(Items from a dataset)

::::::

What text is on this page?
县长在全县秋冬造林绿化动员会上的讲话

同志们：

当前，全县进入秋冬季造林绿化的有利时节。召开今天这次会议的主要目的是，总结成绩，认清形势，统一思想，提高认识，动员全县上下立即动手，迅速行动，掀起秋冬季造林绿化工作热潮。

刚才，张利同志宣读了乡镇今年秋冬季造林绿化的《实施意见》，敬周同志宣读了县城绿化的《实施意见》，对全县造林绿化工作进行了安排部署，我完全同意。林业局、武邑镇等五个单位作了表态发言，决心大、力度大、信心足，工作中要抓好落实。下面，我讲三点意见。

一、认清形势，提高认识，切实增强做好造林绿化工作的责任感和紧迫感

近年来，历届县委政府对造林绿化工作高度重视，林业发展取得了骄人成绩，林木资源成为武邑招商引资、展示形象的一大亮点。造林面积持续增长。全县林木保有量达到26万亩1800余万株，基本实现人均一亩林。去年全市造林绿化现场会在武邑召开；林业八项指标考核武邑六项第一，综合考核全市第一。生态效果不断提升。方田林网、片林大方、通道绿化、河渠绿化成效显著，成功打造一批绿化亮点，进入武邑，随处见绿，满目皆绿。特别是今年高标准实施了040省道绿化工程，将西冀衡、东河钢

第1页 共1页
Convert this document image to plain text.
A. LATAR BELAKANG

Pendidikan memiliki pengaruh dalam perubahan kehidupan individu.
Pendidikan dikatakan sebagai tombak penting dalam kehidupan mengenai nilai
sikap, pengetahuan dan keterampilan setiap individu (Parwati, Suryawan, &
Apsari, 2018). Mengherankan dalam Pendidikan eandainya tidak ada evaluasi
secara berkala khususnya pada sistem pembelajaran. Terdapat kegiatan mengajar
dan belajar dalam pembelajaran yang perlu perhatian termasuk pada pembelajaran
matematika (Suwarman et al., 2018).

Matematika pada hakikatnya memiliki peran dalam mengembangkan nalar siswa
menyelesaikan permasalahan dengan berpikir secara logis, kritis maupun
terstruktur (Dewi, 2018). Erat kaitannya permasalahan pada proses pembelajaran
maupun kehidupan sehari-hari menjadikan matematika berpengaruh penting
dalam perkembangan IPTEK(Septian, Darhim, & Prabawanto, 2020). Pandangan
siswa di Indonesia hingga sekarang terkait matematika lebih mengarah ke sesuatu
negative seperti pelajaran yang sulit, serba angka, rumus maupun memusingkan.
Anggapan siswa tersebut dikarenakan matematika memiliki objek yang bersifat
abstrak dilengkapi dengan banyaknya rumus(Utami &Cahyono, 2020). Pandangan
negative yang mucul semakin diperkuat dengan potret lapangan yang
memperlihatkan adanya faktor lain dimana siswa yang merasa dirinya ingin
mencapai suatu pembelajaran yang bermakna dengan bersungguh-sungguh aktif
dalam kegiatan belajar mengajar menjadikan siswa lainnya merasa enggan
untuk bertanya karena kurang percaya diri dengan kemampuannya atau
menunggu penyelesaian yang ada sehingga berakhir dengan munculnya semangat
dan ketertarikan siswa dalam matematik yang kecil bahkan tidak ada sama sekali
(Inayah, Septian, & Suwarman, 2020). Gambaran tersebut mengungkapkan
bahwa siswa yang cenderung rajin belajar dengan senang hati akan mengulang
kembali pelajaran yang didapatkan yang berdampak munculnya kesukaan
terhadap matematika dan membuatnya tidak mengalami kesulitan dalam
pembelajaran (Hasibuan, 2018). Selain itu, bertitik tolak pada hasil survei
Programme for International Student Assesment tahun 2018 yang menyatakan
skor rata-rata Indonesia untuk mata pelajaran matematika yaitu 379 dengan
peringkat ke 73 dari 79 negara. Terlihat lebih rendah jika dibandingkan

::::::

# GOAL:
List all lines in the material containing the string "pada".

# SOLUTION:
secara berkala khususnya pada sistem pembelajaran. Terdapat kegiatan mengajar
dan belajar dalam pembelajaran yang perlu perhatian termasuk pada pembelajaran
Matematika pada hakikatnya memiliki peran dalam mengembangkan nalar siswa
terstruktur (Dewi, 2018). Erat kaitannya permasalahan pada proses pembelajaran
pembelajaran (Hasibuan, 2018). Selain itu, bertitik tolak pada hasil survei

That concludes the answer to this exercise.